== WORK INSTRUCTIONS ==
Output the lines of the entries below beginning at the one with "Read this page and output its text content." and ending with the last, exactly as written and without pictures.

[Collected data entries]
════════

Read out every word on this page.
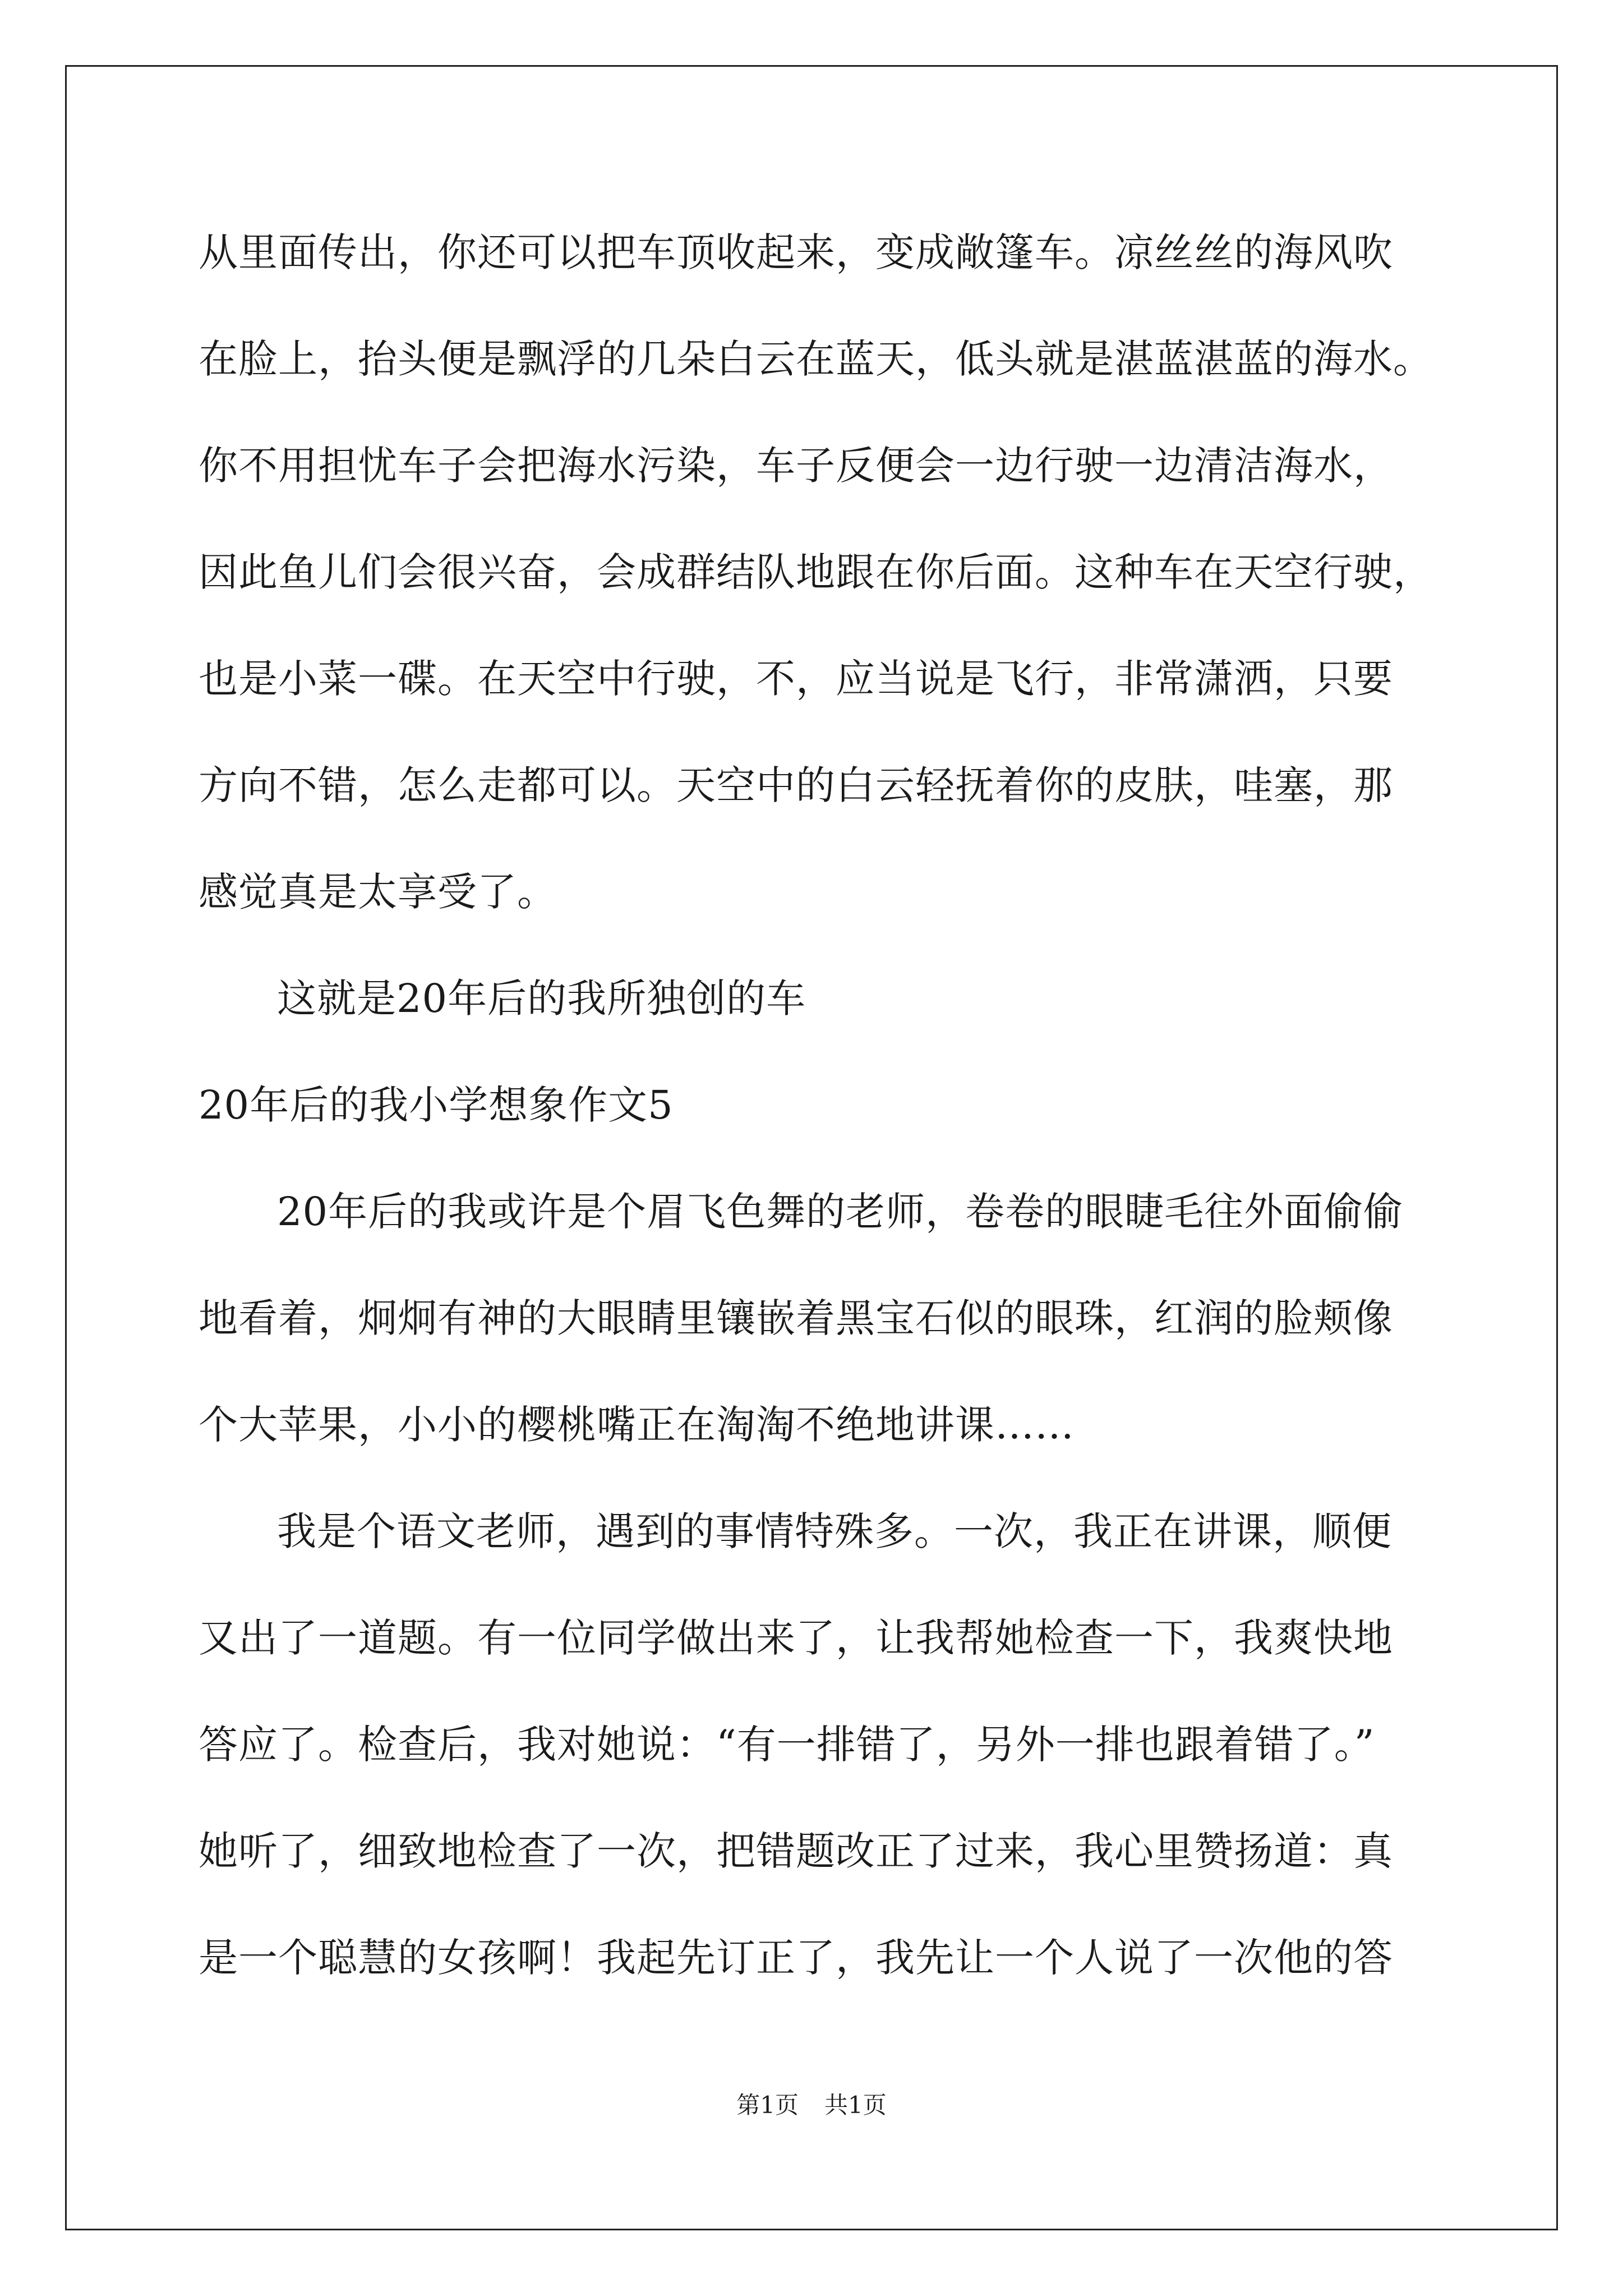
从里面传出，你还可以把车顶收起来，变成敞篷车。凉丝丝的海风吹
在脸上，抬头便是飘浮的几朵白云在蓝天，低头就是湛蓝湛蓝的海水。
你不用担忧车子会把海水污染，车子反便会一边行驶一边清洁海水，
因此鱼儿们会很兴奋，会成群结队地跟在你后面。这种车在天空行驶，
也是小菜一碟。在天空中行驶，不，应当说是飞行，非常潇洒，只要
方向不错，怎么走都可以。天空中的白云轻抚着你的皮肤，哇塞，那
感觉真是太享受了。
这就是20年后的我所独创的车
20年后的我小学想象作文5
20年后的我或许是个眉飞色舞的老师，卷卷的眼睫毛往外面偷偷
地看着，炯炯有神的大眼睛里镶嵌着黑宝石似的眼珠，红润的脸颊像
个大苹果，小小的樱桃嘴正在淘淘不绝地讲课……
我是个语文老师，遇到的事情特殊多。一次，我正在讲课，顺便
又出了一道题。有一位同学做出来了，让我帮她检查一下，我爽快地
答应了。检查后，我对她说：“有一排错了，另外一排也跟着错了。”
她听了，细致地检查了一次，把错题改正了过来，我心里赞扬道：真
是一个聪慧的女孩啊！我起先订正了，我先让一个人说了一次他的答
第1页 共1页
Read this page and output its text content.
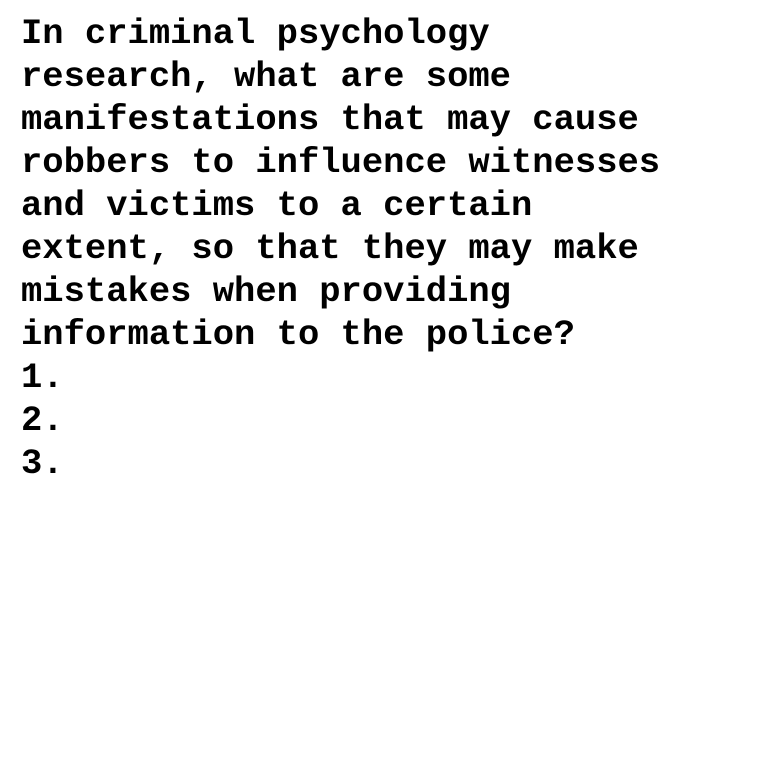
In criminal psychology
research, what are some
manifestations that may cause
robbers to influence witnesses
and victims to a certain
extent, so that they may make
mistakes when providing
information to the police?
1.
2.
3.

════════

== RESULT BELOW ==
Read this page and output its text content.
In criminal psychology
research, what are some
manifestations that may cause
robbers to influence witnesses
and victims to a certain
extent, so that they may make
mistakes when providing
information to the police?
1.
2.
3.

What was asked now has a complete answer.